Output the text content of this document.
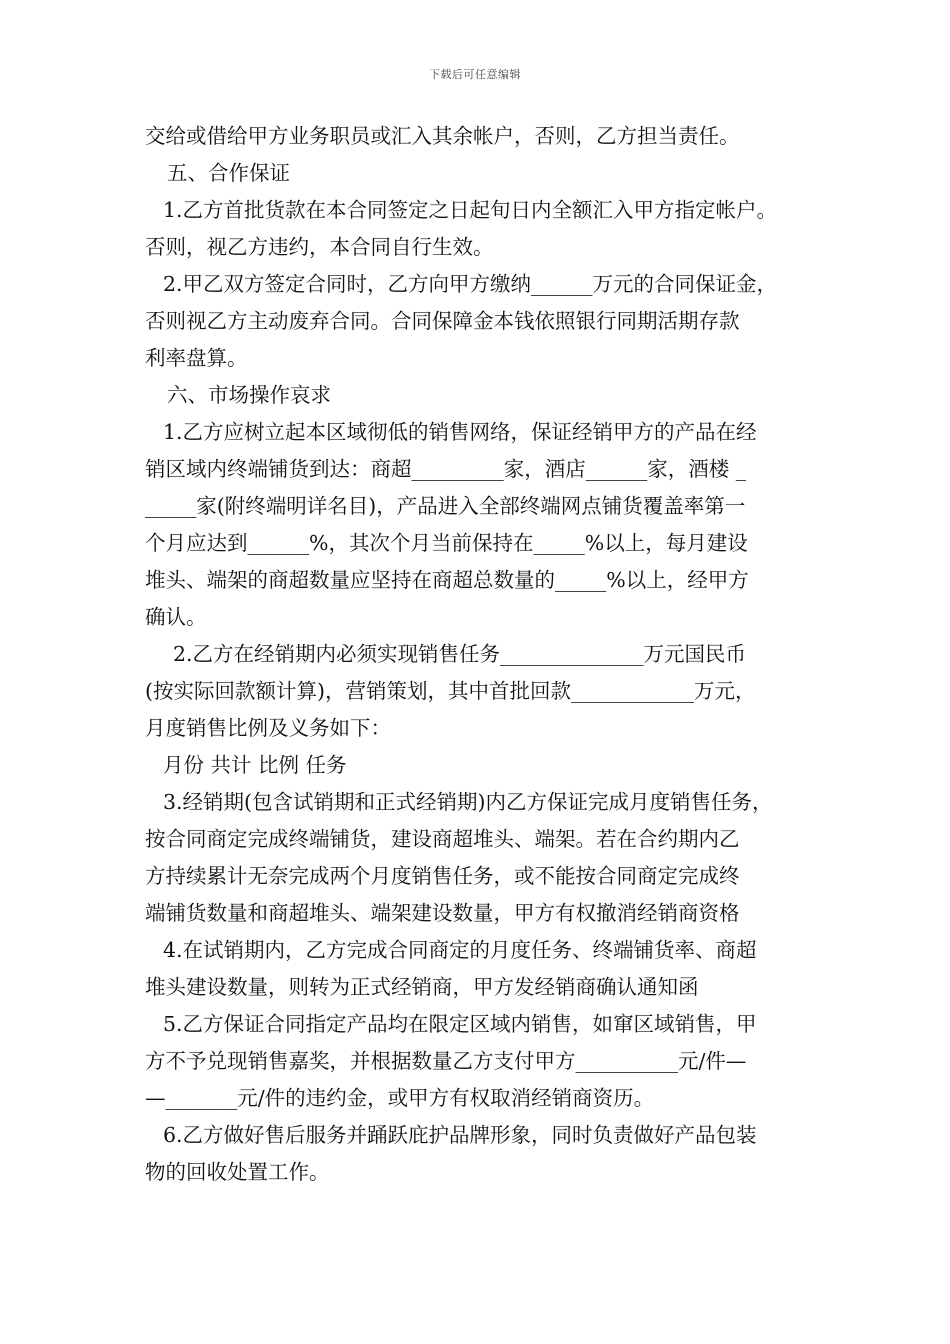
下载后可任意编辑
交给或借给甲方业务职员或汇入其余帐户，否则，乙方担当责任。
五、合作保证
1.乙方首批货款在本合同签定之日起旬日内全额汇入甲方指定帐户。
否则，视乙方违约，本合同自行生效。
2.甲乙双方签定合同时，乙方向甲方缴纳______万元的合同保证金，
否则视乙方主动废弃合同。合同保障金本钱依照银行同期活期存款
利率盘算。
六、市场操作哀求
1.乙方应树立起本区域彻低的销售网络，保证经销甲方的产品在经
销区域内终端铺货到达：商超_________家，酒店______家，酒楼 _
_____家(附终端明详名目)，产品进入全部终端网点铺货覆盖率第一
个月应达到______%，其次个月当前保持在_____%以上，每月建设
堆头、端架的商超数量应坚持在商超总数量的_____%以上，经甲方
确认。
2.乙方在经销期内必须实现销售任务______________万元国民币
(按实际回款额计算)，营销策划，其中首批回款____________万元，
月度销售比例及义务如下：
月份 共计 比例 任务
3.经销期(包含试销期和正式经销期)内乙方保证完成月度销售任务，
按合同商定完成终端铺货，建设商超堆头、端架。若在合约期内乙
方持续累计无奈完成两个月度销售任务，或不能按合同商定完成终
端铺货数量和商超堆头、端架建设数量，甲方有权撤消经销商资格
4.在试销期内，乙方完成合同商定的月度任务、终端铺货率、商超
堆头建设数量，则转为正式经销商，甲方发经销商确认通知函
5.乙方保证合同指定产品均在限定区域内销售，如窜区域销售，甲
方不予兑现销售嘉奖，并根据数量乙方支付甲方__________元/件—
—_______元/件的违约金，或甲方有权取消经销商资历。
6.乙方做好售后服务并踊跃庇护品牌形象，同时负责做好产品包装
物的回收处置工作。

[REQUIREMENTS]
Copy out all of the material exactly as written, without its pictures.

[SOLUTION FOR THIS TASK]
Output the text content of this document.
下载后可任意编辑
交给或借给甲方业务职员或汇入其余帐户，否则，乙方担当责任。
五、合作保证
1.乙方首批货款在本合同签定之日起旬日内全额汇入甲方指定帐户。
否则，视乙方违约，本合同自行生效。
2.甲乙双方签定合同时，乙方向甲方缴纳______万元的合同保证金，
否则视乙方主动废弃合同。合同保障金本钱依照银行同期活期存款
利率盘算。
六、市场操作哀求
1.乙方应树立起本区域彻低的销售网络，保证经销甲方的产品在经
销区域内终端铺货到达：商超_________家，酒店______家，酒楼 _
_____家(附终端明详名目)，产品进入全部终端网点铺货覆盖率第一
个月应达到______%，其次个月当前保持在_____%以上，每月建设
堆头、端架的商超数量应坚持在商超总数量的_____%以上，经甲方
确认。
2.乙方在经销期内必须实现销售任务______________万元国民币
(按实际回款额计算)，营销策划，其中首批回款____________万元，
月度销售比例及义务如下：
月份 共计 比例 任务
3.经销期(包含试销期和正式经销期)内乙方保证完成月度销售任务，
按合同商定完成终端铺货，建设商超堆头、端架。若在合约期内乙
方持续累计无奈完成两个月度销售任务，或不能按合同商定完成终
端铺货数量和商超堆头、端架建设数量，甲方有权撤消经销商资格
4.在试销期内，乙方完成合同商定的月度任务、终端铺货率、商超
堆头建设数量，则转为正式经销商，甲方发经销商确认通知函
5.乙方保证合同指定产品均在限定区域内销售，如窜区域销售，甲
方不予兑现销售嘉奖，并根据数量乙方支付甲方__________元/件—
—_______元/件的违约金，或甲方有权取消经销商资历。
6.乙方做好售后服务并踊跃庇护品牌形象，同时负责做好产品包装
物的回收处置工作。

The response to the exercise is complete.